- **Requirement**:
Send back all the data below, exactly as given.

- **Dataset**:
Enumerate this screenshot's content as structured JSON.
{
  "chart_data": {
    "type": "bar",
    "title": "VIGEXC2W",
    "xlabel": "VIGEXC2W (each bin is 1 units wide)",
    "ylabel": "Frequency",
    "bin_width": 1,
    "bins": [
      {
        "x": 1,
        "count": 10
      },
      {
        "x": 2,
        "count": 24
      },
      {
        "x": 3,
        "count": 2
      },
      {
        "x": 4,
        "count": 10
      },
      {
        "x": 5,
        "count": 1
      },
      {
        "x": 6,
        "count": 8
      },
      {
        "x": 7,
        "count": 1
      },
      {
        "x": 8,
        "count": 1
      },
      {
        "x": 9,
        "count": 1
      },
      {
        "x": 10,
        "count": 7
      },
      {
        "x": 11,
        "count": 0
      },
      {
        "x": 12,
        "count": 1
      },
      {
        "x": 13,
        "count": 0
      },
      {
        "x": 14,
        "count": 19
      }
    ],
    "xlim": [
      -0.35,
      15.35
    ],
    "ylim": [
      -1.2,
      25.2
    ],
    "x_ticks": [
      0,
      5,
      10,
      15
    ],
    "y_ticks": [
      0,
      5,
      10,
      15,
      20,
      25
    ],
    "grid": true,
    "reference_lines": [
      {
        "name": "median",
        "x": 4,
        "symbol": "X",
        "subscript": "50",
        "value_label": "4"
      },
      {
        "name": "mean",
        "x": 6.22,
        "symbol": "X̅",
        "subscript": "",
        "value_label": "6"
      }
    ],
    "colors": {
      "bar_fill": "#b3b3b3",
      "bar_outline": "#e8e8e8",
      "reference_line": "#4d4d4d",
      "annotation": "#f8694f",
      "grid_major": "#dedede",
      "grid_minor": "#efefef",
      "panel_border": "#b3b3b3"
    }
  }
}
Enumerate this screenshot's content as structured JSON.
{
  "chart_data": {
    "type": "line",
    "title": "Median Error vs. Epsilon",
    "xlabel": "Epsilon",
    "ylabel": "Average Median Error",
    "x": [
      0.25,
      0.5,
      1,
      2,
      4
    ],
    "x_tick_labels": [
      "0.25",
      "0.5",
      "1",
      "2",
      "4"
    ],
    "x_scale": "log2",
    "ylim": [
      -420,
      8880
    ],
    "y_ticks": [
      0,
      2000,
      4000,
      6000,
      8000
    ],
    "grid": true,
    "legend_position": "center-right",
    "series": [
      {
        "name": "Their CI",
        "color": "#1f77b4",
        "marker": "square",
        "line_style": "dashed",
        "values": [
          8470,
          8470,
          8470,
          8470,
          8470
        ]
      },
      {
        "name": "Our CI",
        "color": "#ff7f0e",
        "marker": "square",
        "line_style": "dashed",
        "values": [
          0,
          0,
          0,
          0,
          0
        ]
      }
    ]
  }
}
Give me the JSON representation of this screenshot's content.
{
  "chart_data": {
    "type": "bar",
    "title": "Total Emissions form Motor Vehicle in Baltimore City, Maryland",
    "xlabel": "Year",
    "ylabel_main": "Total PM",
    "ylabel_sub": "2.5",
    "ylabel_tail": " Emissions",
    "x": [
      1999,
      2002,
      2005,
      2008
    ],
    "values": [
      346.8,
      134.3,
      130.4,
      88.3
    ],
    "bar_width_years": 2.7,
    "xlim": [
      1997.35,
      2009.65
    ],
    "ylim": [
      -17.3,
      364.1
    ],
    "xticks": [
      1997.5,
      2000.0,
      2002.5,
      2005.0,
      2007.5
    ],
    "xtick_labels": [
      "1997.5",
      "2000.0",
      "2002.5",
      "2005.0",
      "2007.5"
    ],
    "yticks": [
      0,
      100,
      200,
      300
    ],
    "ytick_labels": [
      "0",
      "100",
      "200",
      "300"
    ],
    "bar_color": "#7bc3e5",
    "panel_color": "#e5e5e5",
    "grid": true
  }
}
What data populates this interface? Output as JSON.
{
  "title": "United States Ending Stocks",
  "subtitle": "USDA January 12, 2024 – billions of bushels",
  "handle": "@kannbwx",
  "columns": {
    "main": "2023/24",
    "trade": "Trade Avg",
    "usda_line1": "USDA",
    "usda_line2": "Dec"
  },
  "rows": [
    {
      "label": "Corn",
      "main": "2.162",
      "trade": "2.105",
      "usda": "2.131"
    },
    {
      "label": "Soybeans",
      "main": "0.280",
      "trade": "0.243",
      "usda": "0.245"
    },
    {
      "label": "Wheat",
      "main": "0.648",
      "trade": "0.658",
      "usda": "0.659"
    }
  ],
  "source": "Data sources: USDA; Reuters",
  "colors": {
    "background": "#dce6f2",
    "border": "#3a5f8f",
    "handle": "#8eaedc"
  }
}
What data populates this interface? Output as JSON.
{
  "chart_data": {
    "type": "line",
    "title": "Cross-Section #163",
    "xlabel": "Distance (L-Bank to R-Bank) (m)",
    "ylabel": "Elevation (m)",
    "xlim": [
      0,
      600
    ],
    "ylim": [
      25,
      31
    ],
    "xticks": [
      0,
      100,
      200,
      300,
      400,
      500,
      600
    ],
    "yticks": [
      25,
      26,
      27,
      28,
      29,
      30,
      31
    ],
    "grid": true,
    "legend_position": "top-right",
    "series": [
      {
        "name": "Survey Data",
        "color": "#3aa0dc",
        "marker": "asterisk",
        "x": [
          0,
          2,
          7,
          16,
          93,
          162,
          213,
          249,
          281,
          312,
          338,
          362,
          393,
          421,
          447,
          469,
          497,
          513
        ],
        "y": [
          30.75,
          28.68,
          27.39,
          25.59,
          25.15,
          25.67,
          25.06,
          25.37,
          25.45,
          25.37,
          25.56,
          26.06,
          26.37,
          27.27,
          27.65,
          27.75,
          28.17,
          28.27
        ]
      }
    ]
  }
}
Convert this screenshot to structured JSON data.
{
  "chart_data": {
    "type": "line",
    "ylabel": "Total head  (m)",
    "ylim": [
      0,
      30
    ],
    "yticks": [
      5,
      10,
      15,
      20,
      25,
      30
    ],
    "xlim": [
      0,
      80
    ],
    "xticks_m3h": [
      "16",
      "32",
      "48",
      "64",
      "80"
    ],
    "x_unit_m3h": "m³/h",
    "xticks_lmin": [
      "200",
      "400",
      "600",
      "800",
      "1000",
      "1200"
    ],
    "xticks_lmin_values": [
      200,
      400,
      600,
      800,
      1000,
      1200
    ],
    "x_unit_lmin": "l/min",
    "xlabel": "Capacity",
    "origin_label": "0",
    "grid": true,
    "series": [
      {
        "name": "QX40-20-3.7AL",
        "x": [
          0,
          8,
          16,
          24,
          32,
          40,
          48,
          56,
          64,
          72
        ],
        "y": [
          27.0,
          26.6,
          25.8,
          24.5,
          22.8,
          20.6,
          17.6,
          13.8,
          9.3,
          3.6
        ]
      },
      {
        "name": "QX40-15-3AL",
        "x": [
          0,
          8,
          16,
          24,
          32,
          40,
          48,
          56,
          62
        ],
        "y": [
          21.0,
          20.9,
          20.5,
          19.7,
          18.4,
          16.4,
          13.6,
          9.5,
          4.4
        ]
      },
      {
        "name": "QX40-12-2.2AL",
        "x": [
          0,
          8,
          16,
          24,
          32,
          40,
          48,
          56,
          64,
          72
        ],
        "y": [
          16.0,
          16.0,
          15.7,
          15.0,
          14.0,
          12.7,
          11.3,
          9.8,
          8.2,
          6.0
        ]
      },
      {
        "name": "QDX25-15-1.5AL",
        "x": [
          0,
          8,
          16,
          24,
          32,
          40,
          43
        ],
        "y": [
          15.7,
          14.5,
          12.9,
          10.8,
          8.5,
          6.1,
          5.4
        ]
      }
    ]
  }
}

- **Result of the task**:
Enumerate this screenshot's content as structured JSON.
{
  "chart_data": {
    "type": "bar",
    "title": "VIGEXC2W",
    "xlabel": "VIGEXC2W (each bin is 1 units wide)",
    "ylabel": "Frequency",
    "bin_width": 1,
    "bins": [
      {
        "x": 1,
        "count": 10
      },
      {
        "x": 2,
        "count": 24
      },
      {
        "x": 3,
        "count": 2
      },
      {
        "x": 4,
        "count": 10
      },
      {
        "x": 5,
        "count": 1
      },
      {
        "x": 6,
        "count": 8
      },
      {
        "x": 7,
        "count": 1
      },
      {
        "x": 8,
        "count": 1
      },
      {
        "x": 9,
        "count": 1
      },
      {
        "x": 10,
        "count": 7
      },
      {
        "x": 11,
        "count": 0
      },
      {
        "x": 12,
        "count": 1
      },
      {
        "x": 13,
        "count": 0
      },
      {
        "x": 14,
        "count": 19
      }
    ],
    "xlim": [
      -0.35,
      15.35
    ],
    "ylim": [
      -1.2,
      25.2
    ],
    "x_ticks": [
      0,
      5,
      10,
      15
    ],
    "y_ticks": [
      0,
      5,
      10,
      15,
      20,
      25
    ],
    "grid": true,
    "reference_lines": [
      {
        "name": "median",
        "x": 4,
        "symbol": "X",
        "subscript": "50",
        "value_label": "4"
      },
      {
        "name": "mean",
        "x": 6.22,
        "symbol": "X̅",
        "subscript": "",
        "value_label": "6"
      }
    ],
    "colors": {
      "bar_fill": "#b3b3b3",
      "bar_outline": "#e8e8e8",
      "reference_line": "#4d4d4d",
      "annotation": "#f8694f",
      "grid_major": "#dedede",
      "grid_minor": "#efefef",
      "panel_border": "#b3b3b3"
    }
  }
}
Enumerate this screenshot's content as structured JSON.
{
  "chart_data": {
    "type": "line",
    "title": "Median Error vs. Epsilon",
    "xlabel": "Epsilon",
    "ylabel": "Average Median Error",
    "x": [
      0.25,
      0.5,
      1,
      2,
      4
    ],
    "x_tick_labels": [
      "0.25",
      "0.5",
      "1",
      "2",
      "4"
    ],
    "x_scale": "log2",
    "ylim": [
      -420,
      8880
    ],
    "y_ticks": [
      0,
      2000,
      4000,
      6000,
      8000
    ],
    "grid": true,
    "legend_position": "center-right",
    "series": [
      {
        "name": "Their CI",
        "color": "#1f77b4",
        "marker": "square",
        "line_style": "dashed",
        "values": [
          8470,
          8470,
          8470,
          8470,
          8470
        ]
      },
      {
        "name": "Our CI",
        "color": "#ff7f0e",
        "marker": "square",
        "line_style": "dashed",
        "values": [
          0,
          0,
          0,
          0,
          0
        ]
      }
    ]
  }
}
Give me the JSON representation of this screenshot's content.
{
  "chart_data": {
    "type": "bar",
    "title": "Total Emissions form Motor Vehicle in Baltimore City, Maryland",
    "xlabel": "Year",
    "ylabel_main": "Total PM",
    "ylabel_sub": "2.5",
    "ylabel_tail": " Emissions",
    "x": [
      1999,
      2002,
      2005,
      2008
    ],
    "values": [
      346.8,
      134.3,
      130.4,
      88.3
    ],
    "bar_width_years": 2.7,
    "xlim": [
      1997.35,
      2009.65
    ],
    "ylim": [
      -17.3,
      364.1
    ],
    "xticks": [
      1997.5,
      2000.0,
      2002.5,
      2005.0,
      2007.5
    ],
    "xtick_labels": [
      "1997.5",
      "2000.0",
      "2002.5",
      "2005.0",
      "2007.5"
    ],
    "yticks": [
      0,
      100,
      200,
      300
    ],
    "ytick_labels": [
      "0",
      "100",
      "200",
      "300"
    ],
    "bar_color": "#7bc3e5",
    "panel_color": "#e5e5e5",
    "grid": true
  }
}
What data populates this interface? Output as JSON.
{
  "title": "United States Ending Stocks",
  "subtitle": "USDA January 12, 2024 – billions of bushels",
  "handle": "@kannbwx",
  "columns": {
    "main": "2023/24",
    "trade": "Trade Avg",
    "usda_line1": "USDA",
    "usda_line2": "Dec"
  },
  "rows": [
    {
      "label": "Corn",
      "main": "2.162",
      "trade": "2.105",
      "usda": "2.131"
    },
    {
      "label": "Soybeans",
      "main": "0.280",
      "trade": "0.243",
      "usda": "0.245"
    },
    {
      "label": "Wheat",
      "main": "0.648",
      "trade": "0.658",
      "usda": "0.659"
    }
  ],
  "source": "Data sources: USDA; Reuters",
  "colors": {
    "background": "#dce6f2",
    "border": "#3a5f8f",
    "handle": "#8eaedc"
  }
}
What data populates this interface? Output as JSON.
{
  "chart_data": {
    "type": "line",
    "title": "Cross-Section #163",
    "xlabel": "Distance (L-Bank to R-Bank) (m)",
    "ylabel": "Elevation (m)",
    "xlim": [
      0,
      600
    ],
    "ylim": [
      25,
      31
    ],
    "xticks": [
      0,
      100,
      200,
      300,
      400,
      500,
      600
    ],
    "yticks": [
      25,
      26,
      27,
      28,
      29,
      30,
      31
    ],
    "grid": true,
    "legend_position": "top-right",
    "series": [
      {
        "name": "Survey Data",
        "color": "#3aa0dc",
        "marker": "asterisk",
        "x": [
          0,
          2,
          7,
          16,
          93,
          162,
          213,
          249,
          281,
          312,
          338,
          362,
          393,
          421,
          447,
          469,
          497,
          513
        ],
        "y": [
          30.75,
          28.68,
          27.39,
          25.59,
          25.15,
          25.67,
          25.06,
          25.37,
          25.45,
          25.37,
          25.56,
          26.06,
          26.37,
          27.27,
          27.65,
          27.75,
          28.17,
          28.27
        ]
      }
    ]
  }
}
Convert this screenshot to structured JSON data.
{
  "chart_data": {
    "type": "line",
    "ylabel": "Total head  (m)",
    "ylim": [
      0,
      30
    ],
    "yticks": [
      5,
      10,
      15,
      20,
      25,
      30
    ],
    "xlim": [
      0,
      80
    ],
    "xticks_m3h": [
      "16",
      "32",
      "48",
      "64",
      "80"
    ],
    "x_unit_m3h": "m³/h",
    "xticks_lmin": [
      "200",
      "400",
      "600",
      "800",
      "1000",
      "1200"
    ],
    "xticks_lmin_values": [
      200,
      400,
      600,
      800,
      1000,
      1200
    ],
    "x_unit_lmin": "l/min",
    "xlabel": "Capacity",
    "origin_label": "0",
    "grid": true,
    "series": [
      {
        "name": "QX40-20-3.7AL",
        "x": [
          0,
          8,
          16,
          24,
          32,
          40,
          48,
          56,
          64,
          72
        ],
        "y": [
          27.0,
          26.6,
          25.8,
          24.5,
          22.8,
          20.6,
          17.6,
          13.8,
          9.3,
          3.6
        ]
      },
      {
        "name": "QX40-15-3AL",
        "x": [
          0,
          8,
          16,
          24,
          32,
          40,
          48,
          56,
          62
        ],
        "y": [
          21.0,
          20.9,
          20.5,
          19.7,
          18.4,
          16.4,
          13.6,
          9.5,
          4.4
        ]
      },
      {
        "name": "QX40-12-2.2AL",
        "x": [
          0,
          8,
          16,
          24,
          32,
          40,
          48,
          56,
          64,
          72
        ],
        "y": [
          16.0,
          16.0,
          15.7,
          15.0,
          14.0,
          12.7,
          11.3,
          9.8,
          8.2,
          6.0
        ]
      },
      {
        "name": "QDX25-15-1.5AL",
        "x": [
          0,
          8,
          16,
          24,
          32,
          40,
          43
        ],
        "y": [
          15.7,
          14.5,
          12.9,
          10.8,
          8.5,
          6.1,
          5.4
        ]
      }
    ]
  }
}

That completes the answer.